* _JOB_: Look through the lines below and extract each one that contains "marker".

Figure record extracts:
# # # # #

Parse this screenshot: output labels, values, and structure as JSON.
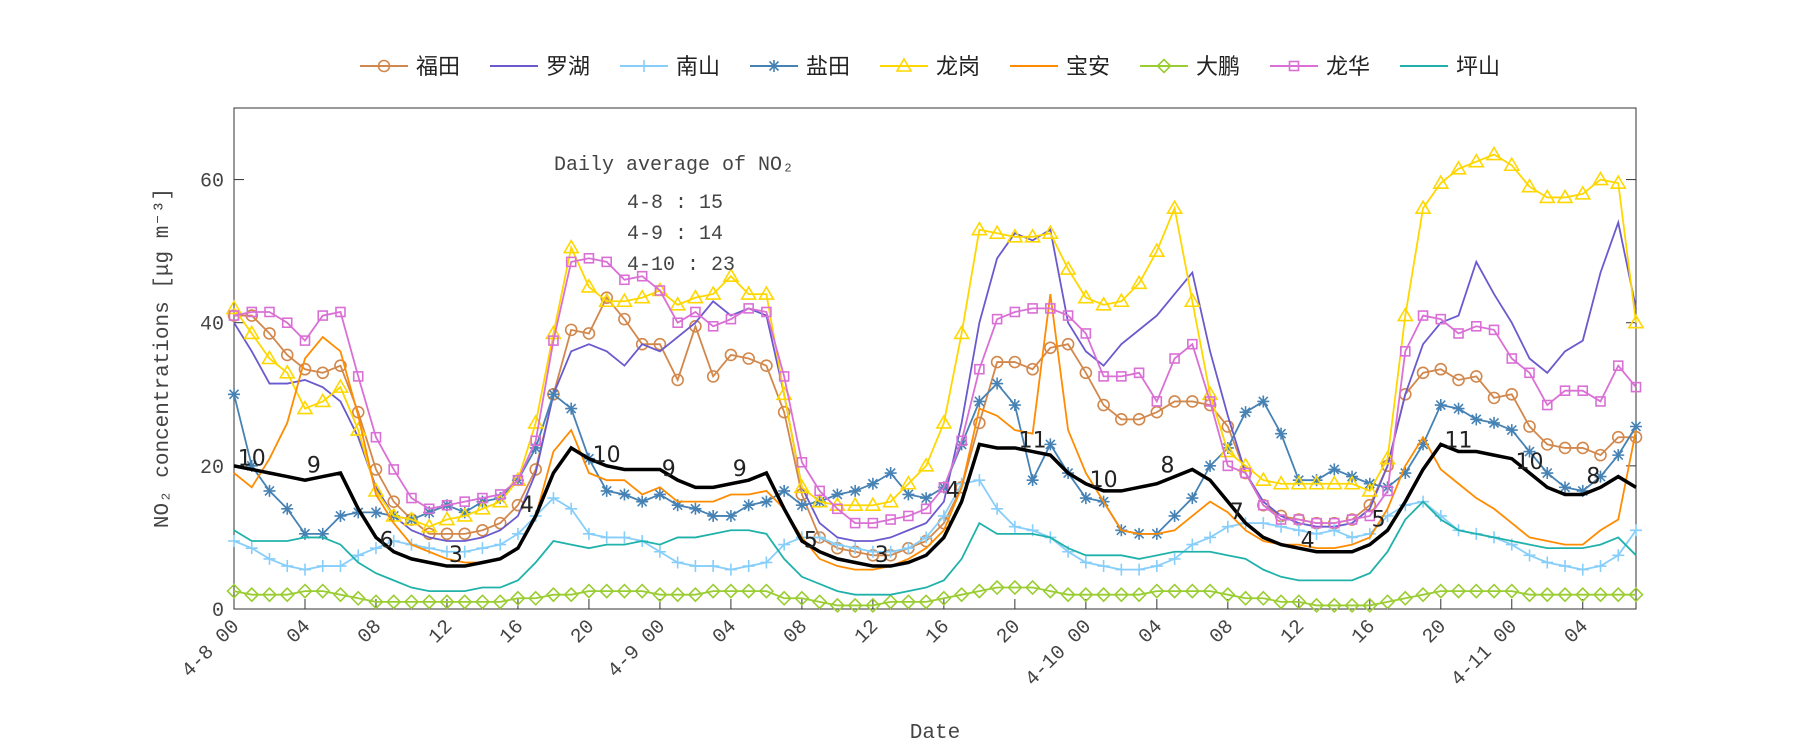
{
  "chart_data": {
    "type": "line",
    "x_label": "Date",
    "y_label": "NO₂ concentrations [μg m⁻³]",
    "annotation": {
      "title": "Daily average of NO₂",
      "lines": [
        "4-8 : 15",
        "4-9 : 14",
        "4-10 : 23"
      ]
    },
    "xlim": [
      0,
      79
    ],
    "ylim": [
      0,
      70
    ],
    "yticks": [
      0,
      20,
      40,
      60
    ],
    "xticks": [
      {
        "value": 0,
        "label": "4-8 00"
      },
      {
        "value": 4,
        "label": "04"
      },
      {
        "value": 8,
        "label": "08"
      },
      {
        "value": 12,
        "label": "12"
      },
      {
        "value": 16,
        "label": "16"
      },
      {
        "value": 20,
        "label": "20"
      },
      {
        "value": 24,
        "label": "4-9 00"
      },
      {
        "value": 28,
        "label": "04"
      },
      {
        "value": 32,
        "label": "08"
      },
      {
        "value": 36,
        "label": "12"
      },
      {
        "value": 40,
        "label": "16"
      },
      {
        "value": 44,
        "label": "20"
      },
      {
        "value": 48,
        "label": "4-10 00"
      },
      {
        "value": 52,
        "label": "04"
      },
      {
        "value": 56,
        "label": "08"
      },
      {
        "value": 60,
        "label": "12"
      },
      {
        "value": 64,
        "label": "16"
      },
      {
        "value": 68,
        "label": "20"
      },
      {
        "value": 72,
        "label": "4-11 00"
      },
      {
        "value": 76,
        "label": "04"
      }
    ],
    "x": [
      0,
      1,
      2,
      3,
      4,
      5,
      6,
      7,
      8,
      9,
      10,
      11,
      12,
      13,
      14,
      15,
      16,
      17,
      18,
      19,
      20,
      21,
      22,
      23,
      24,
      25,
      26,
      27,
      28,
      29,
      30,
      31,
      32,
      33,
      34,
      35,
      36,
      37,
      38,
      39,
      40,
      41,
      42,
      43,
      44,
      45,
      46,
      47,
      48,
      49,
      50,
      51,
      52,
      53,
      54,
      55,
      56,
      57,
      58,
      59,
      60,
      61,
      62,
      63,
      64,
      65,
      66,
      67,
      68,
      69,
      70,
      71,
      72,
      73,
      74,
      75,
      76,
      77,
      78,
      79
    ],
    "legend": "top",
    "series": [
      {
        "name": "福田",
        "color": "#d2884c",
        "marker": "circle",
        "values": [
          41,
          41,
          38.5,
          35.5,
          33.5,
          33,
          34,
          27.5,
          19.5,
          15,
          12.5,
          10.5,
          10.5,
          10.5,
          11,
          12,
          14.5,
          19.5,
          30,
          39,
          38.5,
          43.5,
          40.5,
          37,
          37,
          32,
          39.5,
          32.5,
          35.5,
          35,
          34,
          27.5,
          16,
          10,
          8.5,
          8,
          7.5,
          7.5,
          8.5,
          9.5,
          12,
          17,
          26,
          34.5,
          34.5,
          33.5,
          36.5,
          37,
          33,
          28.5,
          26.5,
          26.5,
          27.5,
          29,
          29,
          28.5,
          25.5,
          19,
          14.5,
          13,
          12.5,
          12,
          12,
          12.5,
          14.5,
          20,
          30,
          33,
          33.5,
          32,
          32.5,
          29.5,
          30,
          25.5,
          23,
          22.5,
          22.5,
          21.5,
          24,
          24
        ]
      },
      {
        "name": "罗湖",
        "color": "#6a5acd",
        "marker": "none",
        "values": [
          40,
          36,
          31.5,
          31.5,
          32,
          31,
          29,
          24,
          17,
          13,
          11,
          10,
          9.5,
          9.5,
          10,
          11,
          13,
          19,
          30,
          36,
          37,
          36,
          34,
          37,
          36,
          38,
          40,
          43,
          41,
          42,
          41,
          30,
          17,
          12,
          10,
          9.5,
          9.5,
          10,
          11,
          12,
          15,
          26,
          40,
          49,
          52.5,
          51.5,
          53,
          40,
          36,
          34,
          37,
          39,
          41,
          44,
          47,
          36,
          27,
          19,
          15,
          13,
          12,
          11.5,
          11.5,
          12,
          14,
          20,
          30,
          37,
          40,
          41,
          48.5,
          44,
          40,
          35,
          33,
          36,
          37.5,
          47,
          54,
          42
        ]
      },
      {
        "name": "南山",
        "color": "#87cefa",
        "marker": "plus",
        "values": [
          9.5,
          8.5,
          7,
          6,
          5.5,
          6,
          6,
          7.5,
          8.5,
          9.5,
          9,
          8.5,
          8,
          8,
          8.5,
          9,
          10.5,
          13,
          15.5,
          14,
          10.5,
          10,
          10,
          9.5,
          8,
          6.5,
          6,
          6,
          5.5,
          6,
          6.5,
          9,
          10,
          10,
          9,
          8.5,
          8,
          8,
          8.5,
          10,
          13,
          17.5,
          18,
          14,
          11.5,
          11,
          10,
          8,
          6.5,
          6,
          5.5,
          5.5,
          6,
          7,
          9,
          10,
          11.5,
          12,
          12,
          11.5,
          11,
          10.5,
          11,
          10,
          10.5,
          13,
          14.5,
          15,
          13,
          11,
          10.5,
          10,
          9,
          7.5,
          6.5,
          6,
          5.5,
          6,
          7.5,
          11
        ]
      },
      {
        "name": "盐田",
        "color": "#4682b4",
        "marker": "asterisk",
        "values": [
          30,
          20,
          16.5,
          14,
          10.5,
          10.5,
          13,
          13.5,
          13.5,
          13,
          12.5,
          13.5,
          14.5,
          13.5,
          15,
          15.5,
          18,
          22.5,
          30,
          28,
          21,
          16.5,
          16,
          15,
          16,
          14.5,
          14,
          13,
          13,
          14.5,
          15,
          16.5,
          14.5,
          15,
          16,
          16.5,
          17.5,
          19,
          16,
          15.5,
          17,
          23,
          29,
          31.5,
          28.5,
          18,
          23,
          19,
          15.5,
          15,
          11,
          10.5,
          10.5,
          13,
          15.5,
          20,
          22.5,
          27.5,
          29,
          24.5,
          18,
          18,
          19.5,
          18.5,
          17.5,
          17,
          19,
          23,
          28.5,
          28,
          26.5,
          26,
          25,
          22,
          19,
          17,
          16.5,
          18.5,
          21.5,
          25.5
        ]
      },
      {
        "name": "龙岗",
        "color": "#ffd700",
        "marker": "triangle",
        "values": [
          42,
          38.5,
          35,
          33,
          28,
          29,
          31,
          25,
          16.5,
          13,
          12.5,
          11.5,
          12.5,
          13,
          14,
          15,
          18,
          26,
          38.5,
          50.5,
          45,
          43,
          43,
          43.5,
          44.5,
          42.5,
          43.5,
          44,
          46.5,
          44,
          44,
          30,
          17,
          15,
          14.5,
          14.5,
          14.5,
          15,
          17.5,
          20,
          26,
          38.5,
          53,
          52.5,
          52,
          52,
          52.5,
          47.5,
          43.5,
          42.5,
          43,
          45.5,
          50,
          56,
          43,
          30,
          22,
          20,
          18,
          17.5,
          17.5,
          17.5,
          17.5,
          17.5,
          16.5,
          21,
          41,
          56,
          59.5,
          61.5,
          62.5,
          63.5,
          62,
          59,
          57.5,
          57.5,
          58,
          60,
          59.5,
          40
        ]
      },
      {
        "name": "宝安",
        "color": "#ff8c00",
        "marker": "none",
        "values": [
          19,
          17,
          21,
          26,
          35,
          38,
          36,
          27,
          16,
          12,
          9,
          8,
          7,
          6.5,
          6.5,
          7,
          8.5,
          13,
          22,
          25,
          19,
          18,
          18,
          16,
          17,
          15,
          15,
          15,
          16,
          16,
          16.5,
          14,
          10,
          7,
          6,
          5.5,
          5.5,
          6,
          7,
          8.5,
          11,
          17,
          28,
          27,
          25,
          24.5,
          44,
          25,
          19,
          15,
          11,
          10.5,
          10.5,
          11,
          13,
          15,
          13.5,
          11,
          9.5,
          9,
          9,
          8.5,
          8.5,
          9,
          10,
          14,
          20,
          24,
          19.5,
          17.5,
          15.5,
          14,
          12,
          10,
          9.5,
          9,
          9,
          11,
          12.5,
          25
        ]
      },
      {
        "name": "大鹏",
        "color": "#9acd32",
        "marker": "diamond",
        "values": [
          2.5,
          2,
          2,
          2,
          2.5,
          2.5,
          2,
          1.5,
          1,
          1,
          1,
          1,
          1,
          1,
          1,
          1,
          1.5,
          1.5,
          2,
          2,
          2.5,
          2.5,
          2.5,
          2.5,
          2,
          2,
          2,
          2.5,
          2.5,
          2.5,
          2.5,
          1.5,
          1.5,
          1,
          0.5,
          0.5,
          0.5,
          1,
          1,
          1,
          1.5,
          2,
          2.5,
          3,
          3,
          3,
          2.5,
          2,
          2,
          2,
          2,
          2,
          2.5,
          2.5,
          2.5,
          2.5,
          2,
          1.5,
          1.5,
          1,
          1,
          0.5,
          0.5,
          0.5,
          0.5,
          1,
          1.5,
          2,
          2.5,
          2.5,
          2.5,
          2.5,
          2.5,
          2,
          2,
          2,
          2,
          2,
          2,
          2
        ]
      },
      {
        "name": "龙华",
        "color": "#da70d6",
        "marker": "square",
        "values": [
          41,
          41.5,
          41.5,
          40,
          37.5,
          41,
          41.5,
          32.5,
          24,
          19.5,
          15.5,
          14,
          14.5,
          15,
          15.5,
          16,
          18,
          23.5,
          37.5,
          48.5,
          49,
          48.5,
          46,
          46.5,
          44.5,
          40,
          41.5,
          39.5,
          40.5,
          42,
          41.5,
          32.5,
          20.5,
          16.5,
          14,
          12,
          12,
          12.5,
          13,
          14,
          17,
          23.5,
          33.5,
          40.5,
          41.5,
          42,
          42,
          41,
          38.5,
          32.5,
          32.5,
          33,
          29,
          35,
          37,
          29,
          20,
          19,
          14.5,
          12.5,
          12.5,
          12,
          12,
          12.5,
          13,
          16.5,
          36,
          41,
          40.5,
          38.5,
          39.5,
          39,
          35,
          33,
          28.5,
          30.5,
          30.5,
          29,
          34,
          31
        ]
      },
      {
        "name": "坪山",
        "color": "#20b2aa",
        "marker": "none",
        "values": [
          11,
          9.5,
          9.5,
          9.5,
          10,
          10,
          9,
          6.5,
          5,
          4,
          3,
          2.5,
          2.5,
          2.5,
          3,
          3,
          4,
          6.5,
          9.5,
          9,
          8.5,
          9,
          9,
          9.5,
          9,
          10,
          10,
          10.5,
          11,
          11,
          10.5,
          7,
          4.5,
          3.5,
          2.5,
          2,
          2,
          2,
          2.5,
          3,
          4,
          7,
          12,
          10.5,
          10.5,
          10.5,
          10,
          8.5,
          7.5,
          7.5,
          7.5,
          7,
          7.5,
          8,
          8,
          8,
          7.5,
          7,
          5.5,
          4.5,
          4,
          4,
          4,
          4,
          5,
          8,
          12.5,
          15,
          12.5,
          11,
          10.5,
          10,
          9.5,
          9,
          8.5,
          8.5,
          8.5,
          9,
          10,
          7.5
        ]
      }
    ],
    "average": {
      "color": "#000000",
      "values": [
        20,
        19.5,
        19,
        18.5,
        18,
        18.5,
        19,
        14,
        10,
        8,
        7,
        6.5,
        6,
        6,
        6.5,
        7,
        8.5,
        13,
        19,
        22.5,
        21,
        20,
        19.5,
        19.5,
        19.5,
        18,
        17,
        17,
        17.5,
        18,
        19,
        14,
        9.5,
        8,
        7,
        6.5,
        6,
        6,
        6.5,
        7.5,
        10,
        15,
        23,
        22.5,
        22.5,
        22,
        21.5,
        19,
        17.5,
        16.5,
        16.5,
        17,
        17.5,
        18.5,
        19.5,
        18,
        15,
        12,
        10,
        9,
        8.5,
        8,
        8,
        8,
        9,
        11,
        15,
        19.5,
        23,
        22,
        22,
        21.5,
        21,
        19,
        17,
        16,
        16,
        17,
        18.5,
        17
      ]
    },
    "window_labels": [
      {
        "x": 1,
        "value": 10
      },
      {
        "x": 4.5,
        "value": 9
      },
      {
        "x": 8.6,
        "value": 6
      },
      {
        "x": 12.5,
        "value": 3
      },
      {
        "x": 16.5,
        "value": 4
      },
      {
        "x": 21,
        "value": 10
      },
      {
        "x": 24.5,
        "value": 9
      },
      {
        "x": 28.5,
        "value": 9
      },
      {
        "x": 32.5,
        "value": 5
      },
      {
        "x": 36.5,
        "value": 3
      },
      {
        "x": 40.5,
        "value": 4
      },
      {
        "x": 45,
        "value": 11
      },
      {
        "x": 49,
        "value": 10
      },
      {
        "x": 52.6,
        "value": 8
      },
      {
        "x": 56.5,
        "value": 7
      },
      {
        "x": 60.5,
        "value": 4
      },
      {
        "x": 64.5,
        "value": 5
      },
      {
        "x": 69,
        "value": 11
      },
      {
        "x": 73,
        "value": 10
      },
      {
        "x": 76.6,
        "value": 8
      }
    ]
  }
}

# # # # #

* _TASK OUTPUT_:
        "marker": "circle",
        "marker": "none",
        "marker": "plus",
        "marker": "asterisk",
        "marker": "triangle",
        "marker": "none",
        "marker": "diamond",
        "marker": "square",
        "marker": "none",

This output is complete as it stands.